**Prompt**:
Count the lines in the data below where the string "fold" occurs, please, and give the number alone.
* begin Records shown *
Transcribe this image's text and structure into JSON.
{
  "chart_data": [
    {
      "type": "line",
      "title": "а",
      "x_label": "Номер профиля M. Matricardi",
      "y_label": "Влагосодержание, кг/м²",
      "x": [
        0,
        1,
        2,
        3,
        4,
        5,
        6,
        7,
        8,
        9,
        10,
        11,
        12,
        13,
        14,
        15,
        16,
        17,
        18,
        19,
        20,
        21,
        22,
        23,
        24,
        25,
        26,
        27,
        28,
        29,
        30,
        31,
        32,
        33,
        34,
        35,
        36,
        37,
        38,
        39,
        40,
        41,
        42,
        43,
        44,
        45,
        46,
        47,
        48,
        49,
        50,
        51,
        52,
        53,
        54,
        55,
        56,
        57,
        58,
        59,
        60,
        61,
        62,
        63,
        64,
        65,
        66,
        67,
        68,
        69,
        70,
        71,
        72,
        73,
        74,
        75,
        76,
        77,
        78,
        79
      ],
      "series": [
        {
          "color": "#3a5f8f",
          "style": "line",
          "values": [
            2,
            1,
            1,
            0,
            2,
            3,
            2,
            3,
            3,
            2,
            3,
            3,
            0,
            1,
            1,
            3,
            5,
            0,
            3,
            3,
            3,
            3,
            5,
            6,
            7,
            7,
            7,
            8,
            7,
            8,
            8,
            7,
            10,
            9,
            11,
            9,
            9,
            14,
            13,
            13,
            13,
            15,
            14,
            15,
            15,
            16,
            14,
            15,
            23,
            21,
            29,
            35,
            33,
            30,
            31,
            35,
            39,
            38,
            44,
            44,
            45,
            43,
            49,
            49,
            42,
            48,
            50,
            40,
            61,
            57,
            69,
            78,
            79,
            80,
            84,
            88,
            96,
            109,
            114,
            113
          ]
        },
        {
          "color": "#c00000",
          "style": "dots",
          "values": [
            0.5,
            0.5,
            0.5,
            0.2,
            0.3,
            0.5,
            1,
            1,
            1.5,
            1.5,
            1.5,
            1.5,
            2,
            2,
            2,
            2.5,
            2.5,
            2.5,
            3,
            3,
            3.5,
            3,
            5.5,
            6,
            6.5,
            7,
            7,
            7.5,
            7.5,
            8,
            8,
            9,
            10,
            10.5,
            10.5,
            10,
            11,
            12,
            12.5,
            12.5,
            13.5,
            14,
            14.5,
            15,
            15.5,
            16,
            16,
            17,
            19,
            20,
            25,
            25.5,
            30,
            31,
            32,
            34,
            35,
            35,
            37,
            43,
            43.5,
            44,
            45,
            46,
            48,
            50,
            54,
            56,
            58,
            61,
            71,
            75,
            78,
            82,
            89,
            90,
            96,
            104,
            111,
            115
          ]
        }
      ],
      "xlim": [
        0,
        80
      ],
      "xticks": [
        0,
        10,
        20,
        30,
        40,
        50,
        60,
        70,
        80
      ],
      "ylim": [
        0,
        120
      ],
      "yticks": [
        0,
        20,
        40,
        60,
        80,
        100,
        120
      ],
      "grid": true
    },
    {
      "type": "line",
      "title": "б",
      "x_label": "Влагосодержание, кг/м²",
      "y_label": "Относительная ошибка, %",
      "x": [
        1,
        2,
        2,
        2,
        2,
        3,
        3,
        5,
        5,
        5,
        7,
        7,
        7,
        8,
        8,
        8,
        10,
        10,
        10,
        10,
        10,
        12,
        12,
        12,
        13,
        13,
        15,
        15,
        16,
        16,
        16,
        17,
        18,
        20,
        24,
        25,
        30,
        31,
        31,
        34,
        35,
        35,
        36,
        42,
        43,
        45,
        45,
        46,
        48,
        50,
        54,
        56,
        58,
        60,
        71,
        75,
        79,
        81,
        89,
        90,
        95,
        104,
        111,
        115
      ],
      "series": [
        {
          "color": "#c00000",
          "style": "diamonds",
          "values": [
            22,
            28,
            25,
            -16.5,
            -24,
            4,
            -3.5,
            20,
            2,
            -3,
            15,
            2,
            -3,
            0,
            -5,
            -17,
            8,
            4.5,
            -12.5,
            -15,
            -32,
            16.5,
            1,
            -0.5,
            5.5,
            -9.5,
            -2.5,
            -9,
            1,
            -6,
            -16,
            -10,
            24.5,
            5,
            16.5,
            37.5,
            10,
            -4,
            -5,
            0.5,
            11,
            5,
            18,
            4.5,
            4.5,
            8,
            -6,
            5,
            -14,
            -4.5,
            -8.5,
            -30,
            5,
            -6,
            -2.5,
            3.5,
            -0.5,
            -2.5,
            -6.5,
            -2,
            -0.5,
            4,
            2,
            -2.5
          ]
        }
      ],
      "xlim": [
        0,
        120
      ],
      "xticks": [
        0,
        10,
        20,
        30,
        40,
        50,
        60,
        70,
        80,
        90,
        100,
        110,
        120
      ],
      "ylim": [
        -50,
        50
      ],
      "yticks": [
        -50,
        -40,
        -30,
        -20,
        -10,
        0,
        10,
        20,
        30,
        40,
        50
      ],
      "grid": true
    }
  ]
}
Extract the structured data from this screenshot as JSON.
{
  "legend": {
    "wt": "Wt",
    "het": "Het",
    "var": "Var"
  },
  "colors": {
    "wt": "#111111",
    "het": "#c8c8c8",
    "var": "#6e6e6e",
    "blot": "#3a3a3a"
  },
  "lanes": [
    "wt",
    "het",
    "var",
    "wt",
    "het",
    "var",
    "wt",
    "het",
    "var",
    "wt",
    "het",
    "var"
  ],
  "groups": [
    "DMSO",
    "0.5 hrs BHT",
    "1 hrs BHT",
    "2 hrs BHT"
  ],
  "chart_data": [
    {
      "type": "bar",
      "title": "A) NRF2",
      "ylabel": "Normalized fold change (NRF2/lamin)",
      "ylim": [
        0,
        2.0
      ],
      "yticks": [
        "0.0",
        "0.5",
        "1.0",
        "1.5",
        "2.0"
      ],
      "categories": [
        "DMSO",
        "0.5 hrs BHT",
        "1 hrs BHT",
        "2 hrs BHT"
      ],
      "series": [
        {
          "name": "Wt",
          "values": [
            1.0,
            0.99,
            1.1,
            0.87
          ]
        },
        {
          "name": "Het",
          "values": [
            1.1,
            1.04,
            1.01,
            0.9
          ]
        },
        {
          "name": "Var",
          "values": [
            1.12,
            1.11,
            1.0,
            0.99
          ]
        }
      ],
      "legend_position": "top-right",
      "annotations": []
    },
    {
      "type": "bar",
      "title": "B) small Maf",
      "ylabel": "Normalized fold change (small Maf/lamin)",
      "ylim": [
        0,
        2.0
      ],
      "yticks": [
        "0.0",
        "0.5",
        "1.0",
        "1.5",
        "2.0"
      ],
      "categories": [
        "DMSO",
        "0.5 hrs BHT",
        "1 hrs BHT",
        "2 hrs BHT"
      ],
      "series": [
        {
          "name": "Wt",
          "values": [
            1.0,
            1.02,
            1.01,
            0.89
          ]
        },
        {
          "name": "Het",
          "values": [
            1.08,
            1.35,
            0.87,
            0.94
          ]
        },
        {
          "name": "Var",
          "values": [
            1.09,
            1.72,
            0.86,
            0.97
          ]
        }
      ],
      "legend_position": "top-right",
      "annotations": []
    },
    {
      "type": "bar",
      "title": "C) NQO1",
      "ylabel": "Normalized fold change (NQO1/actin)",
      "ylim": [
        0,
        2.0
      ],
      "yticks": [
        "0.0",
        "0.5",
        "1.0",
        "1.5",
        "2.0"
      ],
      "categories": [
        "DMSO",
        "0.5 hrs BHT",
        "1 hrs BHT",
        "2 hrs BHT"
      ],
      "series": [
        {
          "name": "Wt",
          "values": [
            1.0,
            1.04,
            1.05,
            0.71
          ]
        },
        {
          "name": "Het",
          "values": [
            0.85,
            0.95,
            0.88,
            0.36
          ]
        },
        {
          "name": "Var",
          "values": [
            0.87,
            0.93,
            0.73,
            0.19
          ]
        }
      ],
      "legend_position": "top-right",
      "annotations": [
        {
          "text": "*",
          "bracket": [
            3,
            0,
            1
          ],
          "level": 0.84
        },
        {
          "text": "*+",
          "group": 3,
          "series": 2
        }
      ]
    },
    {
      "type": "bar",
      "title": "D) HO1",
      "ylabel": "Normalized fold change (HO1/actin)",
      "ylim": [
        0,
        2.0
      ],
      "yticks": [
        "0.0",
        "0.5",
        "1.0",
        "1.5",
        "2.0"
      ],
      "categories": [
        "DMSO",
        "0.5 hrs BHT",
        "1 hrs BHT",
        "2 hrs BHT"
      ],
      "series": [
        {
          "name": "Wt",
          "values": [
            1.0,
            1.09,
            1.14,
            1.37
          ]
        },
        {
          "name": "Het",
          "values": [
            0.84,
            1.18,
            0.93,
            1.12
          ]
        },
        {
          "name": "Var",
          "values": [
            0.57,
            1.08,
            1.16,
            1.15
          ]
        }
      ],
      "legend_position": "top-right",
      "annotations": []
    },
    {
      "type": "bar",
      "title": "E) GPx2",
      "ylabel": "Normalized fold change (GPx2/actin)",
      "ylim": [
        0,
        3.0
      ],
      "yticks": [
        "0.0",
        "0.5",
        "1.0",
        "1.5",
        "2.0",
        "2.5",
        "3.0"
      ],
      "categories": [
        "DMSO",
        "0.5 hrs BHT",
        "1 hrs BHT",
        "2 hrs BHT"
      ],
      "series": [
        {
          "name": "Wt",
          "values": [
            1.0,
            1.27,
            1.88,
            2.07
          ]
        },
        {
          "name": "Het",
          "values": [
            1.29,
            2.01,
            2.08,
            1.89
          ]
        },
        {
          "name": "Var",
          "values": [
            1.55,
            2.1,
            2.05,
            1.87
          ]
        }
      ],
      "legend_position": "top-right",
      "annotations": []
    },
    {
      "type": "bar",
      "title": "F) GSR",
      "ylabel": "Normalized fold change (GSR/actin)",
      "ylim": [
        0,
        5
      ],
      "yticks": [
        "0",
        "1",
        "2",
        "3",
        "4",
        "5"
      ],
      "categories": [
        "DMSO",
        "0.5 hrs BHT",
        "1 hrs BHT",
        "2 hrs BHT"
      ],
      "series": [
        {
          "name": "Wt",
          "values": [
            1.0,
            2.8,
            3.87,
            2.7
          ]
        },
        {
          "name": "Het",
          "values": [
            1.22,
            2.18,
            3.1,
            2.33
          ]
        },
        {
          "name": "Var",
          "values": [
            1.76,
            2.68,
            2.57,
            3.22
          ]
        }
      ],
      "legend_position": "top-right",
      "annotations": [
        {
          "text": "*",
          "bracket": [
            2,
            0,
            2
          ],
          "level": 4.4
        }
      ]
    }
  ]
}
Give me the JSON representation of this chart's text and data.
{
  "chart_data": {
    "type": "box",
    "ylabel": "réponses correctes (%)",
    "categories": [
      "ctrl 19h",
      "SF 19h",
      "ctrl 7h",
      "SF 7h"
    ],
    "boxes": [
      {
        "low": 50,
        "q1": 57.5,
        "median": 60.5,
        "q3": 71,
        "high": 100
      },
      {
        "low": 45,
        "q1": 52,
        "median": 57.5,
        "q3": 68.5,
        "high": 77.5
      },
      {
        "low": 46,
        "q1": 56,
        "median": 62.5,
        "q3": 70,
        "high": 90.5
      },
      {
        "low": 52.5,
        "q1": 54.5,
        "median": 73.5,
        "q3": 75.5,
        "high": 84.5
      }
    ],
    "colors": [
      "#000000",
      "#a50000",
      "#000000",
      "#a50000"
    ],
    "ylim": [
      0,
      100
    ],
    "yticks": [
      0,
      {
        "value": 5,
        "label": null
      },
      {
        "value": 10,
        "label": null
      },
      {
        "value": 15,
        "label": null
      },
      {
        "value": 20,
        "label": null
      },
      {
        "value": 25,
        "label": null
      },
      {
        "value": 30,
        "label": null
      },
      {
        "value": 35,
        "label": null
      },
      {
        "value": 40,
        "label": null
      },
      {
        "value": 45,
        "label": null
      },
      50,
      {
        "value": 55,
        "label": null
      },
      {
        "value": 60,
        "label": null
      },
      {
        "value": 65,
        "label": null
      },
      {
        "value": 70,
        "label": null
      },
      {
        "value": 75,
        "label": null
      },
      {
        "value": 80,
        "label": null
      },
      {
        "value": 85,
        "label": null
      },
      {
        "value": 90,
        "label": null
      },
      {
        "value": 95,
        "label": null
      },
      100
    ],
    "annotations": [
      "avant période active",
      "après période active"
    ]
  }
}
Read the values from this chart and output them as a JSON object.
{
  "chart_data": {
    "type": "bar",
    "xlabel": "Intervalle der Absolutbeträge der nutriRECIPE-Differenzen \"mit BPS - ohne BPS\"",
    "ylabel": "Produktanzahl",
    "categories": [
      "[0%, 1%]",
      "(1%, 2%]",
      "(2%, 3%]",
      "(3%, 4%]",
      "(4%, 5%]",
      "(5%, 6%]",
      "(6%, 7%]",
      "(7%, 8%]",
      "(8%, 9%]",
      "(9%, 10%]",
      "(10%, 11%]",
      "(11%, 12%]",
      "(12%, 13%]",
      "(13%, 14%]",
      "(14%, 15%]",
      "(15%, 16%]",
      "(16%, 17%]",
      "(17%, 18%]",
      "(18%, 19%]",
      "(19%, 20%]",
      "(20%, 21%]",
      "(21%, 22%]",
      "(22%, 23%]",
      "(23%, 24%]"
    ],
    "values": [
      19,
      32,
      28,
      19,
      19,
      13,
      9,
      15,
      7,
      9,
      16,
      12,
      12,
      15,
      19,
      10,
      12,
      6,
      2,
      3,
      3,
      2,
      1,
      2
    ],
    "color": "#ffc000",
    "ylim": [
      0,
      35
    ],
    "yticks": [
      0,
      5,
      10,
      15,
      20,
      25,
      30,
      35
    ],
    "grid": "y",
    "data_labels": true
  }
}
* end Records shown *
**The completed task**:
6